**YOUR GOAL:**
Quote the records that follow in full, leaving the pictures out.
▬▬▬
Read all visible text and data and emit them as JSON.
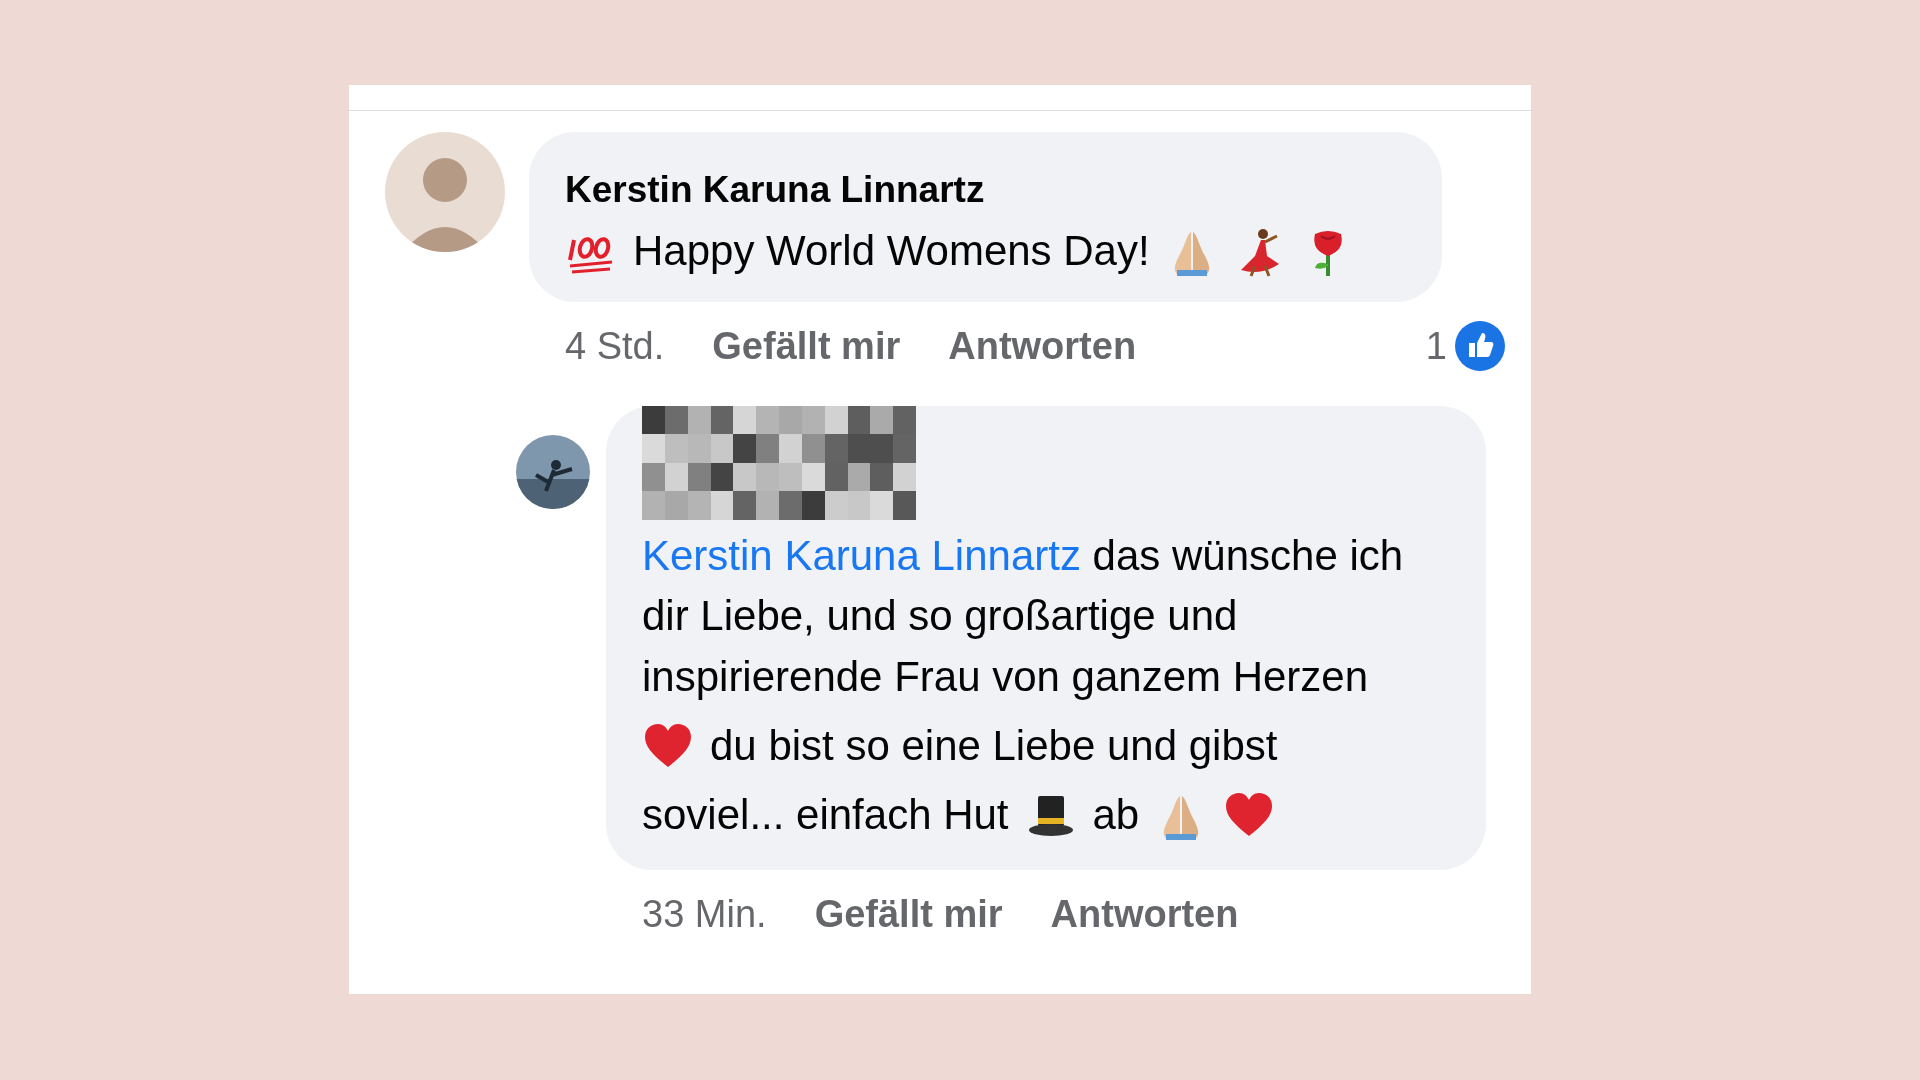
{
  "comments": [
    {
      "author": "Kerstin Karuna Linnartz",
      "segments": [
        {
          "kind": "hundred"
        },
        {
          "kind": "text",
          "text": "Happy World Womens Day!"
        },
        {
          "kind": "praying-hands"
        },
        {
          "kind": "dancer"
        },
        {
          "kind": "rose"
        }
      ],
      "time": "4 Std.",
      "actions": [
        "Gefällt mir",
        "Antworten"
      ],
      "reaction_count": "1",
      "replies": [
        {
          "lines": [
            [
              {
                "kind": "mention",
                "text": "Kerstin Karuna Linnartz"
              },
              {
                "kind": "text",
                "text": "das wünsche ich dir Liebe, und so großartige und inspirierende Frau von ganzem Herzen"
              }
            ],
            [
              {
                "kind": "heart"
              },
              {
                "kind": "text",
                "text": "du bist so eine Liebe und gibst"
              }
            ],
            [
              {
                "kind": "text",
                "text": "soviel... einfach Hut"
              },
              {
                "kind": "top-hat"
              },
              {
                "kind": "text",
                "text": "ab"
              },
              {
                "kind": "praying-hands"
              },
              {
                "kind": "heart"
              }
            ]
          ],
          "time": "33 Min.",
          "actions": [
            "Gefällt mir",
            "Antworten"
          ]
        }
      ]
    }
  ]
}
▬▬▬
**FINAL RESULT:**
Read all visible text and data and emit them as JSON.
{
  "comments": [
    {
      "author": "Kerstin Karuna Linnartz",
      "segments": [
        {
          "kind": "hundred"
        },
        {
          "kind": "text",
          "text": "Happy World Womens Day!"
        },
        {
          "kind": "praying-hands"
        },
        {
          "kind": "dancer"
        },
        {
          "kind": "rose"
        }
      ],
      "time": "4 Std.",
      "actions": [
        "Gefällt mir",
        "Antworten"
      ],
      "reaction_count": "1",
      "replies": [
        {
          "lines": [
            [
              {
                "kind": "mention",
                "text": "Kerstin Karuna Linnartz"
              },
              {
                "kind": "text",
                "text": "das wünsche ich dir Liebe, und so großartige und inspirierende Frau von ganzem Herzen"
              }
            ],
            [
              {
                "kind": "heart"
              },
              {
                "kind": "text",
                "text": "du bist so eine Liebe und gibst"
              }
            ],
            [
              {
                "kind": "text",
                "text": "soviel... einfach Hut"
              },
              {
                "kind": "top-hat"
              },
              {
                "kind": "text",
                "text": "ab"
              },
              {
                "kind": "praying-hands"
              },
              {
                "kind": "heart"
              }
            ]
          ],
          "time": "33 Min.",
          "actions": [
            "Gefällt mir",
            "Antworten"
          ]
        }
      ]
    }
  ]
}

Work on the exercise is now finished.